BİLGİ PAYLAŞILDIKÇA ÜRETKENDİR, PAYLAŞILMAYAN BİLGİ BATAKLIKTAKİ HAZİNE GİBİDİR.
Siteme Hoş Geldiniz Adil DURUSU
   
  SİTEME HOŞ GELDİNİZ Adil DURUSU
  Bir İnsanın Ana Vatanı Çocukluğudur
 

Bir İnsanın Anavatanı Çocukluğudur

Bir gün seminere başlamadan önce kısa boylu güler yüzlü birisi geldi,

Hocam elinizi öpmek istiyorum, dedi. Ben el öptürmekten pek

hoşlanmadığım için, yanaktan öpüşelim, dedim, öpüştük. Aramızda şöyle

bir konuşma yer aldı:

- Hayrola, neden elimi öpmek istedin?

- Hocam, üç yıl önce sizin bir seminerinizi katıldım. Hayatım değişti.

O seminerden sonra daha mutlu bir ailem var ve size teşekkür etmek

istiyorum; onun için elinizi öpmek istedim.

- Ne oldu, nasıl oldu?

- Üç yıl önce şirketimizin organize ettiği iki günlük bir seminerde

bizimle beraberdiniz. O seminerin bitişine doğru dediniz ki, "Bir

insanın anavatanı çocukluğudur. Çocukluğunu doya doya yaşayamamış bir

insanın mutlu olması çok zordur. Bir annenin, bir babanın en önemli

görevi, çocuklarının çocukluğunu doya doya yaşamasına olanaklar

yaratmaktır."

**Veri bölümü**
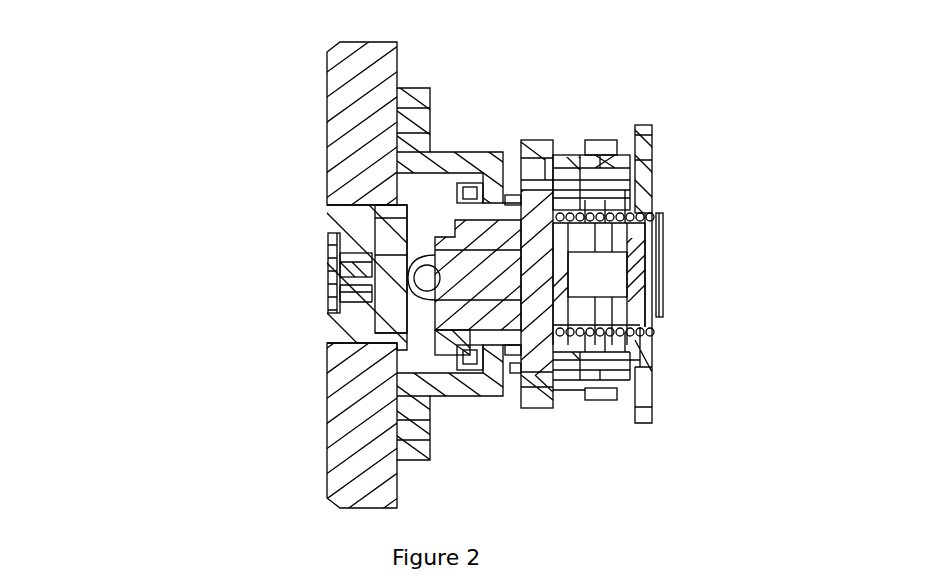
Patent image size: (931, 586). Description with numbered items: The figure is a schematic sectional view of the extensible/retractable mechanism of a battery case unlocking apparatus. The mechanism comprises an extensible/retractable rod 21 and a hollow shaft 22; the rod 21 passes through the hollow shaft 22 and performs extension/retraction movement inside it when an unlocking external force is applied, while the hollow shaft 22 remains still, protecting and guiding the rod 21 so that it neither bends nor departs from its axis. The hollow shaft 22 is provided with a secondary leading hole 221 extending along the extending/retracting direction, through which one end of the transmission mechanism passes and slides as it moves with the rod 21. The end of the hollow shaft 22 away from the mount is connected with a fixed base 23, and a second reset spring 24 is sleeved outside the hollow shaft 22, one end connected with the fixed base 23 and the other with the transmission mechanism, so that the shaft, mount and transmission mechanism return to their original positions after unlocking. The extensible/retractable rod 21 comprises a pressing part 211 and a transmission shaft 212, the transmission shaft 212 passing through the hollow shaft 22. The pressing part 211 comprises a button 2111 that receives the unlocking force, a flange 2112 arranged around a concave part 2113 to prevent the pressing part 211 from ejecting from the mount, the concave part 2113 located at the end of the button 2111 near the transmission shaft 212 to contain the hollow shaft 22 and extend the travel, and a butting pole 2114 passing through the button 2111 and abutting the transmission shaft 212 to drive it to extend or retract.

**Görev A**
Aşağıdaki ifadelerin metin parçasıyla uyuşup uyuşmadığını belirtin; her biri için "evet" ya da "hayır" deyip karara götüren sözleri metinden aynen alıntılayın. (i) Seminer öncesinde gelen kişi, anlatıcının elini öptü. (ii) Bu kişinin sözünü ettiği seminer üç yıl önce yapılmıştı. (iii) Sözü edilen seminer bir gün sürmüştü.
**Görev B**
Bir insanın anavatanının çocukluğu olduğunu anlatan metin parçasını kaldığı yerden sürdürün.
Veriler başka bir kaynaktan alınmıştır.

**Alıştırma yanıtı A**
(i) Hayır: "yanaktan öpüşelim, dedim, öpüştük"
(ii) Evet: "Üç yıl önce şirketimizin organize ettiği iki günlük bir seminerde"
(iii) Hayır: "iki günlük bir seminerde"

**Alıştırma yanıtı B**
Bir süre sustu, bir şey hatırlamak ister gibi düşündü, sonra konuşmaya

devam etti:

- Hatta daha da ilerisi için söylediniz; dediniz ki, "Bir ulusun en

önemli görevi çocuklarının çocukluğunu doya doya yaşamasına olanaklar

yaratmaktır." Ben bir baba olarak sizi duyduğum zaman kendi kendime

düşündüm: Ben bir baba olarak çocuğumun çocukluğunu doya doya

yaşamasına fırsatlar yaratıyor muyum? Böyle bir sorunun o zamana kadar

hiç aklıma gelmediğini fark ettim. Ben ne yapıyorum, diye düşündüm.

Benim yaptığım sanırım birçok babanın yaptığının aynısıydı. Dokuz

yaşındaki oğlum ben işten eve gelince beni görmemeye, benden kaçmaya

çalışıyordu. Neden kaçmaya çalışıyordu, biliyor musunuz, Hocam?

- Hayır, neden?

- Çünkü onu görünce hemen şu soruyu soruyordum. "Oğlum bugün ödevini

yaptın mı?" Tuhaf tuhaf bakıyor, gözünü kaçırıyor, daha da

sıkıştırınca, hayır anlamına gelen, "cık" sesini çıkarıyordu.

Kızıyordum, söyleniyordum, "Niye yapmıyorsun ödevini!" diyordum.

Aramızda sürekli tartışmalar, sürtüşmeler oluşuyordu. Tabii bunun

sonucunda bütün aile huzursuz oluyordu.

Burada biraz sustu, soluklandı. Sanki hatırlamak istemediği anılar

vardı; onların üstesinden gelmeye çalışıyordu. Sonra konuşmaya devam

etti:

- Ben sizin seminerinizden çıktıktan sonra düşünmeye başladım. "Ben ne

biçim babayım," diye kendime sordum. Seminer için geldiğim

İstanbul'dan çalışma yerim olan Kayseri'ye gidinceye kadar düşündüm;

otobüste bütün gece düşündüm ve sonra kendi kendime dedim ki, eşimle

konuşayım, biz birlikte bir karar alalım. Diyelim ki bu çocuk isterse

beş yıl sınıfta kalsın, ama doya doya çocukluğunu yaşasın.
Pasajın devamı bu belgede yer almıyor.